Problem description —
The result should be an exact copy of the entries that follow, with no pictures included.

Provided records —

★ ★ ★ ★

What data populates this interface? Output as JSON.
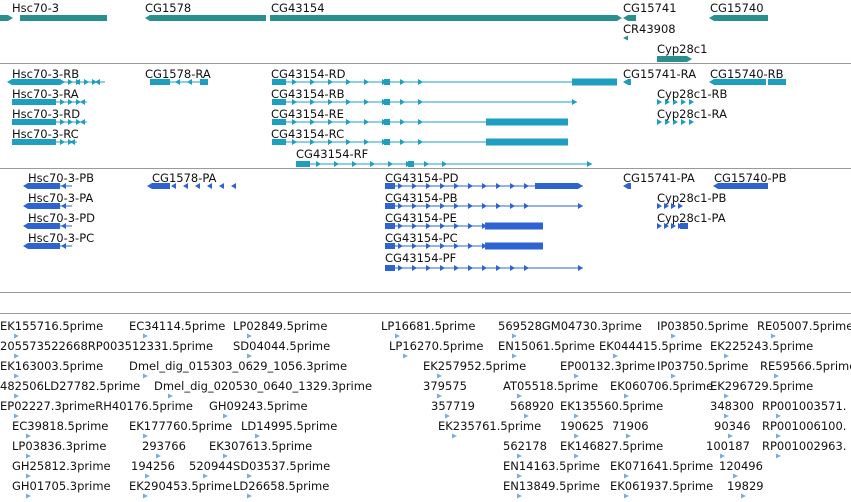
{
  "colors": {
    "gene": "#2a8f8f",
    "transcript": "#1f9fbf",
    "protein": "#2d64d2",
    "est": "#79aedc",
    "separator": "#9a9a9a"
  },
  "gene_track": {
    "labels": [
      "Hsc70-3",
      "CG1578",
      "CG43154",
      "CG15741",
      "CG15740",
      "CR43908",
      "Cyp28c1"
    ]
  },
  "transcript_track": {
    "labels": [
      "Hsc70-3-RB",
      "Hsc70-3-RA",
      "Hsc70-3-RD",
      "Hsc70-3-RC",
      "CG1578-RA",
      "CG43154-RD",
      "CG43154-RB",
      "CG43154-RE",
      "CG43154-RC",
      "CG43154-RF",
      "CG15741-RA",
      "CG15740-RB",
      "Cyp28c1-RB",
      "Cyp28c1-RA"
    ]
  },
  "protein_track": {
    "labels": [
      "Hsc70-3-PB",
      "Hsc70-3-PA",
      "Hsc70-3-PD",
      "Hsc70-3-PC",
      "CG1578-PA",
      "CG43154-PD",
      "CG43154-PB",
      "CG43154-PE",
      "CG43154-PC",
      "CG43154-PF",
      "CG15741-PA",
      "CG15740-PB",
      "Cyp28c1-PB",
      "Cyp28c1-PA"
    ]
  },
  "est_track": {
    "labels": [
      "EK155716.5prime",
      "EC34114.5prime",
      "LP02849.5prime",
      "LP16681.5prime",
      "569528GM04730.3prime",
      "IP03850.5prime",
      "RE05007.5prime",
      "205573522668RP003512331.5prime",
      "SD04044.5prime",
      "LP16270.5prime",
      "EN15061.5prime",
      "EK044415.5prime",
      "EK225243.5prime",
      "EK163003.5prime",
      "Dmel_dig_015303_0629_1056.3prime",
      "EK257952.5prime",
      "EP00132.3prime",
      "IP03750.5prime",
      "RE59566.5prime",
      "482506LD27782.5prime",
      "Dmel_dig_020530_0640_1329.3prime",
      "379575",
      "AT05518.5prime",
      "EK060706.5prime",
      "EK296729.5prime",
      "EP02227.3primeRH40176.5prime",
      "GH09243.5prime",
      "357719",
      "568920",
      "EK135560.5prime",
      "348300",
      "RP001003571.",
      "EC39818.5prime",
      "EK177760.5prime",
      "LD14995.5prime",
      "190625",
      "71906",
      "90346",
      "RP001006100.",
      "LP03836.3prime",
      "293766",
      "EK307613.5prime",
      "EK235761.5prime",
      "100187",
      "RP001002963.",
      "GH25812.3prime",
      "194256",
      "520944",
      "SD03537.5prime",
      "562178",
      "EK146827.5prime",
      "GH01705.3prime",
      "EK290453.5prime",
      "LD26658.5prime",
      "EN14163.5prime",
      "EK071641.5prime",
      "120496",
      "EN13849.5prime",
      "EK061937.5prime",
      "19829"
    ]
  }
}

★ ★ ★ ★

Written answer —
What data populates this interface? Output as JSON.
{
  "colors": {
    "gene": "#2a8f8f",
    "transcript": "#1f9fbf",
    "protein": "#2d64d2",
    "est": "#79aedc",
    "separator": "#9a9a9a"
  },
  "gene_track": {
    "labels": [
      "Hsc70-3",
      "CG1578",
      "CG43154",
      "CG15741",
      "CG15740",
      "CR43908",
      "Cyp28c1"
    ]
  },
  "transcript_track": {
    "labels": [
      "Hsc70-3-RB",
      "Hsc70-3-RA",
      "Hsc70-3-RD",
      "Hsc70-3-RC",
      "CG1578-RA",
      "CG43154-RD",
      "CG43154-RB",
      "CG43154-RE",
      "CG43154-RC",
      "CG43154-RF",
      "CG15741-RA",
      "CG15740-RB",
      "Cyp28c1-RB",
      "Cyp28c1-RA"
    ]
  },
  "protein_track": {
    "labels": [
      "Hsc70-3-PB",
      "Hsc70-3-PA",
      "Hsc70-3-PD",
      "Hsc70-3-PC",
      "CG1578-PA",
      "CG43154-PD",
      "CG43154-PB",
      "CG43154-PE",
      "CG43154-PC",
      "CG43154-PF",
      "CG15741-PA",
      "CG15740-PB",
      "Cyp28c1-PB",
      "Cyp28c1-PA"
    ]
  },
  "est_track": {
    "labels": [
      "EK155716.5prime",
      "EC34114.5prime",
      "LP02849.5prime",
      "LP16681.5prime",
      "569528GM04730.3prime",
      "IP03850.5prime",
      "RE05007.5prime",
      "205573522668RP003512331.5prime",
      "SD04044.5prime",
      "LP16270.5prime",
      "EN15061.5prime",
      "EK044415.5prime",
      "EK225243.5prime",
      "EK163003.5prime",
      "Dmel_dig_015303_0629_1056.3prime",
      "EK257952.5prime",
      "EP00132.3prime",
      "IP03750.5prime",
      "RE59566.5prime",
      "482506LD27782.5prime",
      "Dmel_dig_020530_0640_1329.3prime",
      "379575",
      "AT05518.5prime",
      "EK060706.5prime",
      "EK296729.5prime",
      "EP02227.3primeRH40176.5prime",
      "GH09243.5prime",
      "357719",
      "568920",
      "EK135560.5prime",
      "348300",
      "RP001003571.",
      "EC39818.5prime",
      "EK177760.5prime",
      "LD14995.5prime",
      "190625",
      "71906",
      "90346",
      "RP001006100.",
      "LP03836.3prime",
      "293766",
      "EK307613.5prime",
      "EK235761.5prime",
      "100187",
      "RP001002963.",
      "GH25812.3prime",
      "194256",
      "520944",
      "SD03537.5prime",
      "562178",
      "EK146827.5prime",
      "GH01705.3prime",
      "EK290453.5prime",
      "LD26658.5prime",
      "EN14163.5prime",
      "EK071641.5prime",
      "120496",
      "EN13849.5prime",
      "EK061937.5prime",
      "19829"
    ]
  }
}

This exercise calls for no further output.